Given task —
Find and copy lines holding "компенсирующей".

Rows —
——————————

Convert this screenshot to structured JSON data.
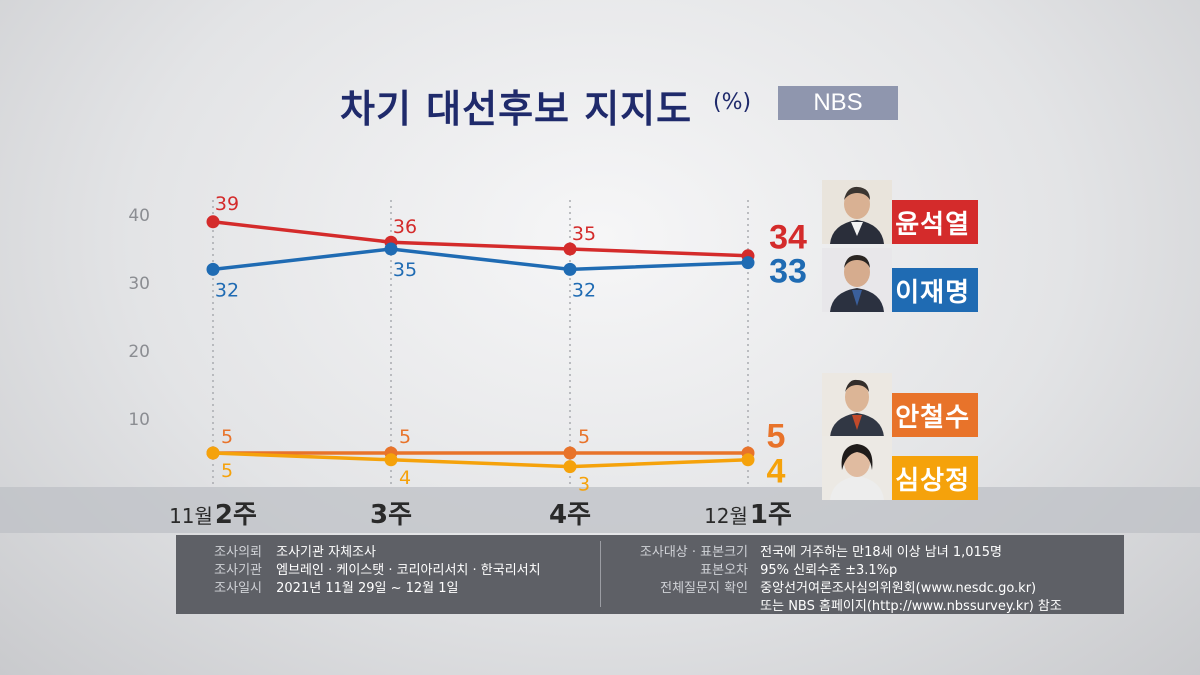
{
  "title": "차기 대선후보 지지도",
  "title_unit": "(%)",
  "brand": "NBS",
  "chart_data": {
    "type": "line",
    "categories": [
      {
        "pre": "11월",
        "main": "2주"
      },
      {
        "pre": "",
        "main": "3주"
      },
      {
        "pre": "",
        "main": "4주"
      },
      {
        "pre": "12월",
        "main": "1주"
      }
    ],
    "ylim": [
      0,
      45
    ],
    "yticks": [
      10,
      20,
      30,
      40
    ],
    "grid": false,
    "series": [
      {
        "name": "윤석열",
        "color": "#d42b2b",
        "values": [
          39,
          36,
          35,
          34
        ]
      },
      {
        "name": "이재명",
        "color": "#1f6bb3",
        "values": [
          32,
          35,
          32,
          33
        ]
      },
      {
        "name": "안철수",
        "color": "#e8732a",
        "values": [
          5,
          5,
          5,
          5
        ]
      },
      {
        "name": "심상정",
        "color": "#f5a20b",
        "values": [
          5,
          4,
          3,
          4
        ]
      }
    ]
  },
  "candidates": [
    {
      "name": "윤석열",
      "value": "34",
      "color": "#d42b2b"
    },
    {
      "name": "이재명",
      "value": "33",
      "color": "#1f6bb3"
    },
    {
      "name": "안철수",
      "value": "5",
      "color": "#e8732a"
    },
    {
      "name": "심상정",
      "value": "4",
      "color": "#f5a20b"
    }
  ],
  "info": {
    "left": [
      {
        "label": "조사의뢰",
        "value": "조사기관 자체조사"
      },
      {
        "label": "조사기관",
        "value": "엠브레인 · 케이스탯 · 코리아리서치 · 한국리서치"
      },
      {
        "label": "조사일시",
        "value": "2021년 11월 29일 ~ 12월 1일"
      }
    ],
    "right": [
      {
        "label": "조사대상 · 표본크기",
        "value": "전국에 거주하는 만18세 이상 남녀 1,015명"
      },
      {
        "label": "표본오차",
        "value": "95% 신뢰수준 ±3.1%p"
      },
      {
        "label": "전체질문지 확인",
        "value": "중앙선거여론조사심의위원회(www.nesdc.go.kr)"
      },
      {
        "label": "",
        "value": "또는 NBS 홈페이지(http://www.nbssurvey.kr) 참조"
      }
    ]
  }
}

——————————

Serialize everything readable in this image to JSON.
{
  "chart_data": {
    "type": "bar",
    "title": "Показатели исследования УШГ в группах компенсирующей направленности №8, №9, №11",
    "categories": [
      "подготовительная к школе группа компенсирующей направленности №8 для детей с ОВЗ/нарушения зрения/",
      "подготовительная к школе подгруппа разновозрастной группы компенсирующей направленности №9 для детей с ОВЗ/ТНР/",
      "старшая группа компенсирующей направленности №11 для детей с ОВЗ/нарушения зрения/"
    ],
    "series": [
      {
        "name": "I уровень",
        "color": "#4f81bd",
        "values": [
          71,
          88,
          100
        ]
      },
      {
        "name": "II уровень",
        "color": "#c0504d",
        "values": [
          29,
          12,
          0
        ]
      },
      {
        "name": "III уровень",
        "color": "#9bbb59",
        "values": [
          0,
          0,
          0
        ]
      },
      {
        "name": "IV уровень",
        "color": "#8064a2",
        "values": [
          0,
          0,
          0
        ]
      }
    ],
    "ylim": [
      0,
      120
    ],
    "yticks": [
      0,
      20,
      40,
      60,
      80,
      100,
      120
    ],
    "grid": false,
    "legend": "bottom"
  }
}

——————————

Complete response —
    "title": "Показатели исследования УШГ в группах компенсирующей направленности №8, №9, №11",
      "подготовительная к школе группа компенсирующей направленности №8 для детей с ОВЗ/нарушения зрения/",
      "подготовительная к школе подгруппа разновозрастной группы компенсирующей направленности №9 для детей с ОВЗ/ТНР/",
      "старшая группа компенсирующей направленности №11 для детей с ОВЗ/нарушения зрения/"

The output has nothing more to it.